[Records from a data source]
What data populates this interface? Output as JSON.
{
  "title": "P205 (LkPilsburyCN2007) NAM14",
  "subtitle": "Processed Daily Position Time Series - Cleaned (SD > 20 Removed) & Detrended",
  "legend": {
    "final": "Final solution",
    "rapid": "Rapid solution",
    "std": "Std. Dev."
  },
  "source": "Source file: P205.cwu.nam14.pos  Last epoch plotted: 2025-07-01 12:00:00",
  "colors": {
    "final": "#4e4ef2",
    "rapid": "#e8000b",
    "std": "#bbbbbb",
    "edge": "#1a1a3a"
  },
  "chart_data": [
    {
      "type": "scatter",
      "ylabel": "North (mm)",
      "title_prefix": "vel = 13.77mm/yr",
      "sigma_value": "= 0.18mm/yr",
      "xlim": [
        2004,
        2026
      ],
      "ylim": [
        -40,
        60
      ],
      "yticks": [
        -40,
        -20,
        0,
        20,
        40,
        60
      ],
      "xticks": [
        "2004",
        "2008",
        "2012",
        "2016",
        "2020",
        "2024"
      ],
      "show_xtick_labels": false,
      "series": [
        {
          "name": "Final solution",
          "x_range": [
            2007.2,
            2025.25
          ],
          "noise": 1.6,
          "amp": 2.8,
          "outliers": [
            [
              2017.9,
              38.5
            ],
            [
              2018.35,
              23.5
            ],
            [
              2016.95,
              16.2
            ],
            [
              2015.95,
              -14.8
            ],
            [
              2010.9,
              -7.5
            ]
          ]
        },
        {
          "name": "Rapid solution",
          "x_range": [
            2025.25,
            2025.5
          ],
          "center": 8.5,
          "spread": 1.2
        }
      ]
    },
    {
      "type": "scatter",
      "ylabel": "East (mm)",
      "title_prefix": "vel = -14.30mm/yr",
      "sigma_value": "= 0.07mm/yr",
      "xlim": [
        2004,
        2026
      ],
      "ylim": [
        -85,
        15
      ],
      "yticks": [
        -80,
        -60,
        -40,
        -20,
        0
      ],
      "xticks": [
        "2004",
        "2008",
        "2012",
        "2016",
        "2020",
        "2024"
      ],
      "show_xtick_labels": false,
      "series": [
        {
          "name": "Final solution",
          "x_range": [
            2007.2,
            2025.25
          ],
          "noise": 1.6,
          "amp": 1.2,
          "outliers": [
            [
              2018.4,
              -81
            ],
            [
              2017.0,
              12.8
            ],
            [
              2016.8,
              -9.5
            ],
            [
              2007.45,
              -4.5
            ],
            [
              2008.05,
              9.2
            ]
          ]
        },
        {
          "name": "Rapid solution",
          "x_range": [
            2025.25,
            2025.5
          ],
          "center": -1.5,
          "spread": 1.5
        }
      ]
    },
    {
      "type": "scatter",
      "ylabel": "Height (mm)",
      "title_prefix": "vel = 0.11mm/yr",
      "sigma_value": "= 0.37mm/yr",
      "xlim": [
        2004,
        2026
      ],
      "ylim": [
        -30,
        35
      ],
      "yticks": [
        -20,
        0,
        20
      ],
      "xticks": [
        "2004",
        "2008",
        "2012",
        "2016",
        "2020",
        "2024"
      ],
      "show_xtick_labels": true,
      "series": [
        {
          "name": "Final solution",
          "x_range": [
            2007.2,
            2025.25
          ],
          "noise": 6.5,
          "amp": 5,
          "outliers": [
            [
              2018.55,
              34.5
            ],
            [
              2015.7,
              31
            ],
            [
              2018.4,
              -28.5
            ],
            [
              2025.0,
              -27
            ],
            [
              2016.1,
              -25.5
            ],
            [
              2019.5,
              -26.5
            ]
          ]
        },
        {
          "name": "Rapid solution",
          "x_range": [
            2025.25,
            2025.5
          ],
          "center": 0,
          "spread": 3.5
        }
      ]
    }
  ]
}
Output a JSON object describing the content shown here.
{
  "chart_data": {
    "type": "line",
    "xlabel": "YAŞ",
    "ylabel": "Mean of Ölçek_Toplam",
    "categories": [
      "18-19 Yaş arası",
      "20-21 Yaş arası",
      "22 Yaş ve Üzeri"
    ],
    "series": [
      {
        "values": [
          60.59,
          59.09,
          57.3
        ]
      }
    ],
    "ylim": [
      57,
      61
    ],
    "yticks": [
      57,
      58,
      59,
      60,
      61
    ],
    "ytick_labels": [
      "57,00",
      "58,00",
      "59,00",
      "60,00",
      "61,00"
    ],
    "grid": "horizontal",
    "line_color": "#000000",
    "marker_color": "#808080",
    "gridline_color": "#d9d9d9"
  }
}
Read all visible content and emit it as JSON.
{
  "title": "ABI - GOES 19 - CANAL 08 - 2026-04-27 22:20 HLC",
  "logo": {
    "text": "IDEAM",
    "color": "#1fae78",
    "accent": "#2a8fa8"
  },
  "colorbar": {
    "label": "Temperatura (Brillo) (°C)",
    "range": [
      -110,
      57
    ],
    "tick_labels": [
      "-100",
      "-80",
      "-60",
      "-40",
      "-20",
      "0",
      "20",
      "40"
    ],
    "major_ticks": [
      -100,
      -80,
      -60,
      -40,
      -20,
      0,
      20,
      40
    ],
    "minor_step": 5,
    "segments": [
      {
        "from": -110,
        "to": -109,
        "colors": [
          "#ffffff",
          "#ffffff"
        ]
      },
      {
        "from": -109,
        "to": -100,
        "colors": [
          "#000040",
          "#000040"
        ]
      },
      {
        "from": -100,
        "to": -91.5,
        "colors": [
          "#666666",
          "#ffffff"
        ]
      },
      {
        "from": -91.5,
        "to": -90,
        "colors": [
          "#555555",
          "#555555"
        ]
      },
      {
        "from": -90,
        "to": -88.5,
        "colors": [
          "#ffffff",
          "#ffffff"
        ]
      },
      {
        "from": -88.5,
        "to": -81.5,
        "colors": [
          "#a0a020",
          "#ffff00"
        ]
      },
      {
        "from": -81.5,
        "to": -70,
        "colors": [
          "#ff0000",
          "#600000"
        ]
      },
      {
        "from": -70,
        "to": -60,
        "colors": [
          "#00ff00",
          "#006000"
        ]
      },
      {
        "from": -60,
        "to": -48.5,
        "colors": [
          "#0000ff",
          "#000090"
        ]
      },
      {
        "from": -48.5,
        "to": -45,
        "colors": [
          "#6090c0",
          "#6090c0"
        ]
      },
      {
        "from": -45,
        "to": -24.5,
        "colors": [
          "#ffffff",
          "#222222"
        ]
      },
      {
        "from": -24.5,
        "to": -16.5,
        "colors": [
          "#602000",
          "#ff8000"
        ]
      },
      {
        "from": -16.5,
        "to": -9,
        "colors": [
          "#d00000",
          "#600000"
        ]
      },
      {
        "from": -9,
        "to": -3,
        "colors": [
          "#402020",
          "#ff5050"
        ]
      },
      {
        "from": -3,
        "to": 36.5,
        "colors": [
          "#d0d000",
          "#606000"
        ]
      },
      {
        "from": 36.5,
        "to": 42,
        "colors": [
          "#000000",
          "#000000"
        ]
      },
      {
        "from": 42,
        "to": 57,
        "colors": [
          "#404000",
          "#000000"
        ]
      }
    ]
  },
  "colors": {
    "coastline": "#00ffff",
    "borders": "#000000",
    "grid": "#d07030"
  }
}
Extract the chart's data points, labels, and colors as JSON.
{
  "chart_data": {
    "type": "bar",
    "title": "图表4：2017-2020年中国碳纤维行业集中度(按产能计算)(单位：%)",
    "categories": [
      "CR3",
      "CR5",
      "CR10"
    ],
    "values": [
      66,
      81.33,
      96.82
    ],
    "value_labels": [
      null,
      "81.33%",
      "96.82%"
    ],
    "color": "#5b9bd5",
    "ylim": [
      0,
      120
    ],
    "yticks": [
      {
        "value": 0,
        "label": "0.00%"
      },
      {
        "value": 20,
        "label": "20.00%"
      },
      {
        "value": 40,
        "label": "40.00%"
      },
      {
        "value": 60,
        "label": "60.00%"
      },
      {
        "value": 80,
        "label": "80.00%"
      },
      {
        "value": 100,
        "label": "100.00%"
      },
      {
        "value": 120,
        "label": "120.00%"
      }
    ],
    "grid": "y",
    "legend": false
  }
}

— The task —
Output the line containing "Extract the chart's" and all lines after it to the end of the records, exactly as given.

— Response to this exercise —
Extract the chart's data points, labels, and colors as JSON.
{
  "chart_data": {
    "type": "bar",
    "title": "图表4：2017-2020年中国碳纤维行业集中度(按产能计算)(单位：%)",
    "categories": [
      "CR3",
      "CR5",
      "CR10"
    ],
    "values": [
      66,
      81.33,
      96.82
    ],
    "value_labels": [
      null,
      "81.33%",
      "96.82%"
    ],
    "color": "#5b9bd5",
    "ylim": [
      0,
      120
    ],
    "yticks": [
      {
        "value": 0,
        "label": "0.00%"
      },
      {
        "value": 20,
        "label": "20.00%"
      },
      {
        "value": 40,
        "label": "40.00%"
      },
      {
        "value": 60,
        "label": "60.00%"
      },
      {
        "value": 80,
        "label": "80.00%"
      },
      {
        "value": 100,
        "label": "100.00%"
      },
      {
        "value": 120,
        "label": "120.00%"
      }
    ],
    "grid": "y",
    "legend": false
  }
}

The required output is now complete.